◆ WHAT THE TASK ASKS: In the material below, find all lines with the string "cultivation" and copy them.

----- DATASET ROWS -----

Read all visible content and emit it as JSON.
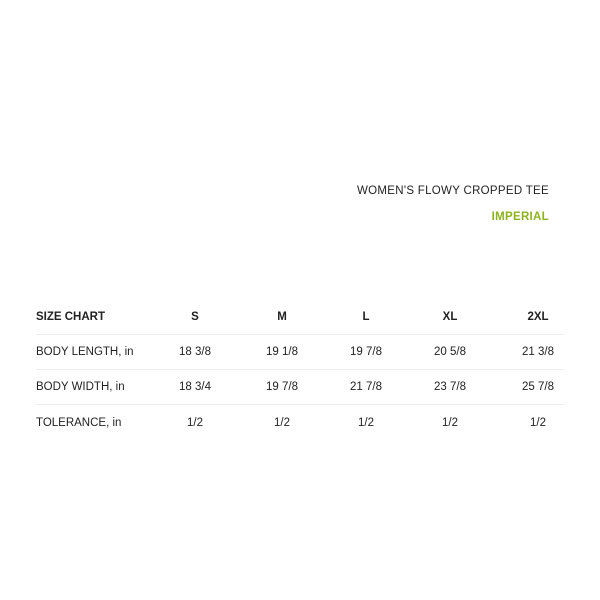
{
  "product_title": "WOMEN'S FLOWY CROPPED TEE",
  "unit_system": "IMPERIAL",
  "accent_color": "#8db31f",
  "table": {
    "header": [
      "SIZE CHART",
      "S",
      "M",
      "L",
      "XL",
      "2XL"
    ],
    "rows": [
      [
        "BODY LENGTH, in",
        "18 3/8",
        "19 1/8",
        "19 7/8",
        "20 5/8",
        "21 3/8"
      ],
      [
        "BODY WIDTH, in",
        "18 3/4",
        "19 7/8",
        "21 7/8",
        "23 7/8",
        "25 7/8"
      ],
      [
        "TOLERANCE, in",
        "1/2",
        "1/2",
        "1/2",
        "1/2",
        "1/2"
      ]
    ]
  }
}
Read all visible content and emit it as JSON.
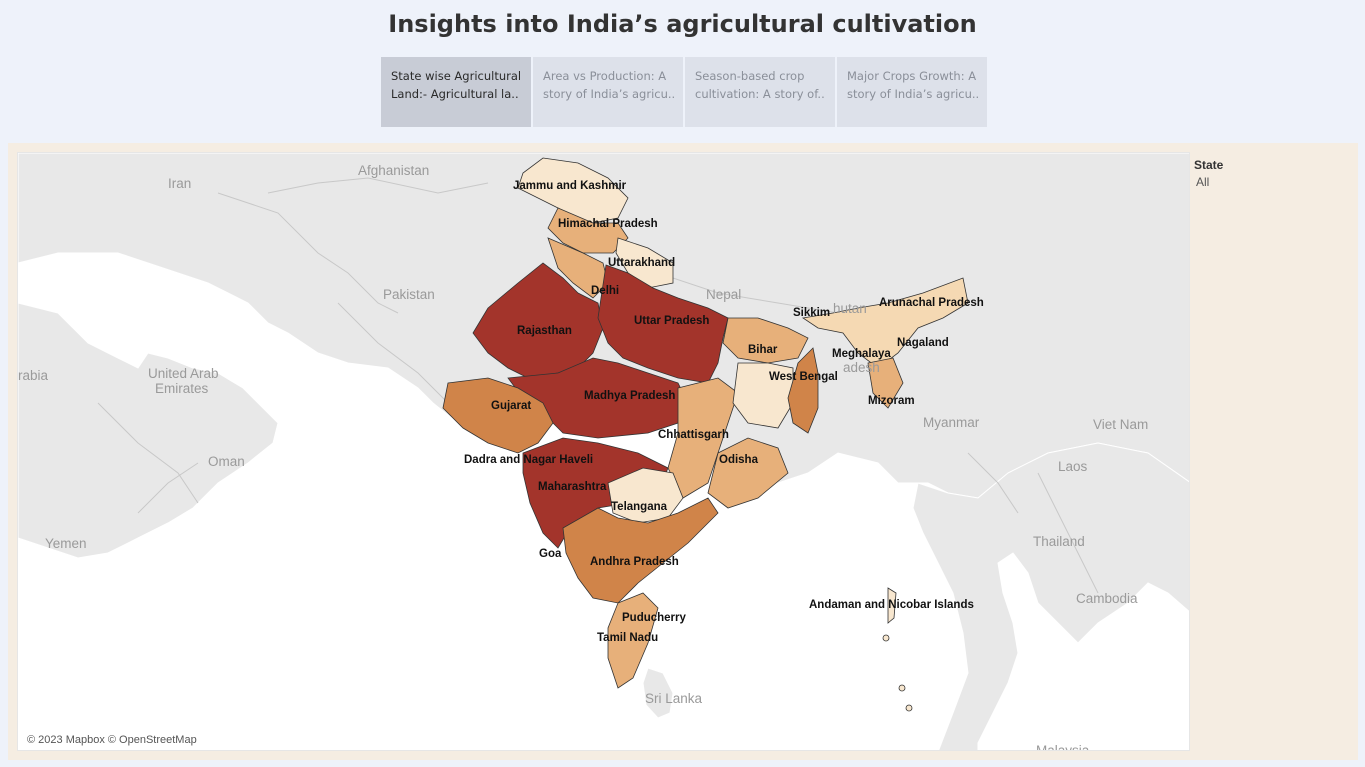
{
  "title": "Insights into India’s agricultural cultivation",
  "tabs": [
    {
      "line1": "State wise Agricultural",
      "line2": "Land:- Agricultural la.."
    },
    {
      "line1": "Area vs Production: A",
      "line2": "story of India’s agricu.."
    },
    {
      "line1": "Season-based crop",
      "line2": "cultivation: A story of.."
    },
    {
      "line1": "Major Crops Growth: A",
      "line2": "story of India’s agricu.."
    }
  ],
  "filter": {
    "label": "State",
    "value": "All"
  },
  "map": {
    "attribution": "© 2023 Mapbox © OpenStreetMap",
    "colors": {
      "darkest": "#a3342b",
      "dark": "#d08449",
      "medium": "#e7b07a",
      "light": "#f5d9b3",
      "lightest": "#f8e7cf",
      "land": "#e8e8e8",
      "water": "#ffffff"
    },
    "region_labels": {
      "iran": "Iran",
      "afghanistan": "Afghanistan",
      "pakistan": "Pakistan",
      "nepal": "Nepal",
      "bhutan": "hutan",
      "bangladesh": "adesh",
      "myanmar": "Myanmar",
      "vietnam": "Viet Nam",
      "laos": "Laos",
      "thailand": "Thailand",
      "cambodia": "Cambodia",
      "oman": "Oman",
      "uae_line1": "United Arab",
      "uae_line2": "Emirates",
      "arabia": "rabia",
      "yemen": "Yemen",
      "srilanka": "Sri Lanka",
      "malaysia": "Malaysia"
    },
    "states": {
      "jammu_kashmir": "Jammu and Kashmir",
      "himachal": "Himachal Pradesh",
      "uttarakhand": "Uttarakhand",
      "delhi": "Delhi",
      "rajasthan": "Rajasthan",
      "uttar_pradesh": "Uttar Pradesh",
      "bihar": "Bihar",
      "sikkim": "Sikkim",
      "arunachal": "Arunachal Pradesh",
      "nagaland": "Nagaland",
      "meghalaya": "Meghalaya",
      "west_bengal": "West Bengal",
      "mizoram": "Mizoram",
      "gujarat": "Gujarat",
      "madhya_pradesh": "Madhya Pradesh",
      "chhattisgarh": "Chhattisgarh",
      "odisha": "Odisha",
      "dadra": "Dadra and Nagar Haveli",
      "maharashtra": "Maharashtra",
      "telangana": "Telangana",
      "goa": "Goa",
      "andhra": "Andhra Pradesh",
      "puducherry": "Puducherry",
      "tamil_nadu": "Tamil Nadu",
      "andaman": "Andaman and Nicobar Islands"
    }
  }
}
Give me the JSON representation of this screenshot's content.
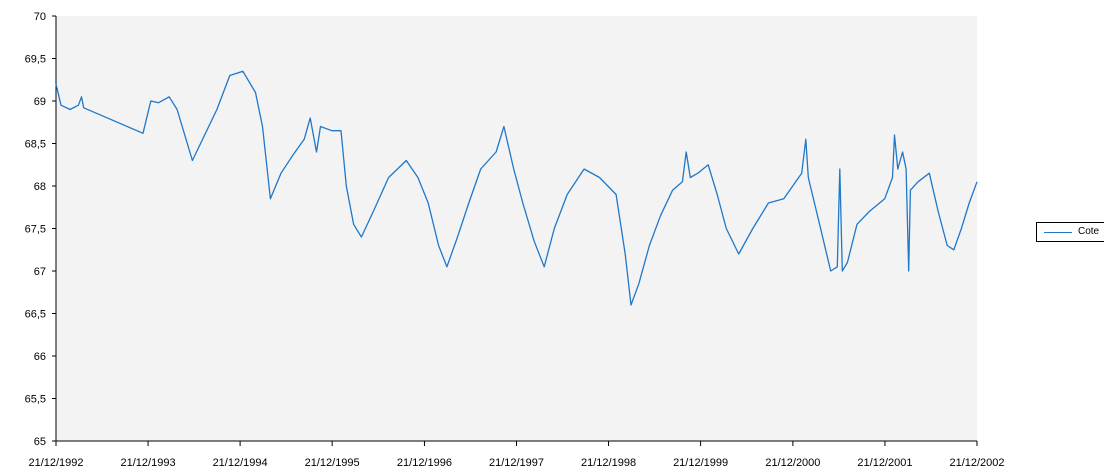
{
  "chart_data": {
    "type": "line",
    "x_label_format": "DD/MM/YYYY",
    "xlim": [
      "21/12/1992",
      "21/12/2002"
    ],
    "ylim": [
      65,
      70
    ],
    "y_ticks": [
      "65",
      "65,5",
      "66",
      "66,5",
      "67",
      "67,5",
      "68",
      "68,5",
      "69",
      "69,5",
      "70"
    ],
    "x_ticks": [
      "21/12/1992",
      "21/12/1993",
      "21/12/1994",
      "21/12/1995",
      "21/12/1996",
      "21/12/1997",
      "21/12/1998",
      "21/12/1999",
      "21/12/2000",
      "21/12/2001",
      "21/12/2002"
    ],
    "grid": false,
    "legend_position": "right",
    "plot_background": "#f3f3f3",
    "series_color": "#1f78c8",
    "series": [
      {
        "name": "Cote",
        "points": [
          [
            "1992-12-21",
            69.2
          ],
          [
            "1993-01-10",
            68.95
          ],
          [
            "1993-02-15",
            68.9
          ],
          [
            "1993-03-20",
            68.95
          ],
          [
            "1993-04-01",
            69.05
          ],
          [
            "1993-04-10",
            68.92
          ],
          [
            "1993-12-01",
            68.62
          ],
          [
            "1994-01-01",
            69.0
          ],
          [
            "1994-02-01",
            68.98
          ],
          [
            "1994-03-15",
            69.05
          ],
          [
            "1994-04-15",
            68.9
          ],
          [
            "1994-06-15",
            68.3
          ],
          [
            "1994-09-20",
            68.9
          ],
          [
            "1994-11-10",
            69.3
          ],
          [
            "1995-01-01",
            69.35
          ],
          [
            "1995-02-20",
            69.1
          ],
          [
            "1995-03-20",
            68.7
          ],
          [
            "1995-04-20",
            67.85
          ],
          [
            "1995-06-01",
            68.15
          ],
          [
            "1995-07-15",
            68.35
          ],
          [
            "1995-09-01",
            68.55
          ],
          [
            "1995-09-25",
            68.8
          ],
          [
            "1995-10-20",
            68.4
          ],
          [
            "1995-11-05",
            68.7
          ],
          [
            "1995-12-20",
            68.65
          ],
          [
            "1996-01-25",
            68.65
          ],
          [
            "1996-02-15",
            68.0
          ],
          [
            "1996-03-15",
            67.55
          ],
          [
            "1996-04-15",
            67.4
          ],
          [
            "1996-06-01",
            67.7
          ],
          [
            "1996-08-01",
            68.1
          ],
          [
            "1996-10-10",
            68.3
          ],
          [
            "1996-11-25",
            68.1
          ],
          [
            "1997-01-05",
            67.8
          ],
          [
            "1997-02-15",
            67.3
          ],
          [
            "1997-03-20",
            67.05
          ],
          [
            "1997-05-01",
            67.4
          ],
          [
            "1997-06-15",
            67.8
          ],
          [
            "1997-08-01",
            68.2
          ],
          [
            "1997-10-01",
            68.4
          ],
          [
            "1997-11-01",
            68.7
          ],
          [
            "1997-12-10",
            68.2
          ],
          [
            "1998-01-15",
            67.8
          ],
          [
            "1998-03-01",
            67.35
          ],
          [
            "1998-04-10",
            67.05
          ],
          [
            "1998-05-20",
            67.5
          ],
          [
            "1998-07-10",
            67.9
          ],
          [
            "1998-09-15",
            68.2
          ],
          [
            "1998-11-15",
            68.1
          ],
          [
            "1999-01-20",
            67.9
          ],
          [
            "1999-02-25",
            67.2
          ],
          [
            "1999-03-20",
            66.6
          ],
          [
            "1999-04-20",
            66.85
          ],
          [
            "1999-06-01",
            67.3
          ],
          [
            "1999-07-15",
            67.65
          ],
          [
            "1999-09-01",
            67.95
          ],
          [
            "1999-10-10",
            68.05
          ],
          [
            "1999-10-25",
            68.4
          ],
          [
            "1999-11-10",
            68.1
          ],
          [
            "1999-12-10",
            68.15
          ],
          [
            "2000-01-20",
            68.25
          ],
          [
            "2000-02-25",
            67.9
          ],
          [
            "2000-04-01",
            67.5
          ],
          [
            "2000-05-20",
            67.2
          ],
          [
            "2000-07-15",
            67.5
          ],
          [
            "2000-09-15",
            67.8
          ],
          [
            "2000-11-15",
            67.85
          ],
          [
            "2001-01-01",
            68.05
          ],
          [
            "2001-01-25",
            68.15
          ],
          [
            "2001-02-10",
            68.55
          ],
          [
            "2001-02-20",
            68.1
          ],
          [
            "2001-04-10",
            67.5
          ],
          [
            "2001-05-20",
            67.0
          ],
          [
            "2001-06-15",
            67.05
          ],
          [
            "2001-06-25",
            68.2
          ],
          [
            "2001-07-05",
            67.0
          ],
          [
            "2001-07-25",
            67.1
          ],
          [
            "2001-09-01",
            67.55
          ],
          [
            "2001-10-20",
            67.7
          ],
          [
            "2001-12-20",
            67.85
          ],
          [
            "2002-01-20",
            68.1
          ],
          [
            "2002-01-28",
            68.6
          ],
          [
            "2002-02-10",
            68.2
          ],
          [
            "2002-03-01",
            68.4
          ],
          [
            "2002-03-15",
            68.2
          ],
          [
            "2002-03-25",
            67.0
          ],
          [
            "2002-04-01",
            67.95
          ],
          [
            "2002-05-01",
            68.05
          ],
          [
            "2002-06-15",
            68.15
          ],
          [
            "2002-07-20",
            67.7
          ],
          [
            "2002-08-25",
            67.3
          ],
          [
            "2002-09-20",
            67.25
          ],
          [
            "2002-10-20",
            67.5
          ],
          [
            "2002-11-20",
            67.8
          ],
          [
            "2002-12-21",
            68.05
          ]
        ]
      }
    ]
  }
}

-----

◆ ANSWER TO THIS PROBLEM:
  "title": "Insights into India’s agricultural cultivation",
      "line2": "cultivation: A story of.."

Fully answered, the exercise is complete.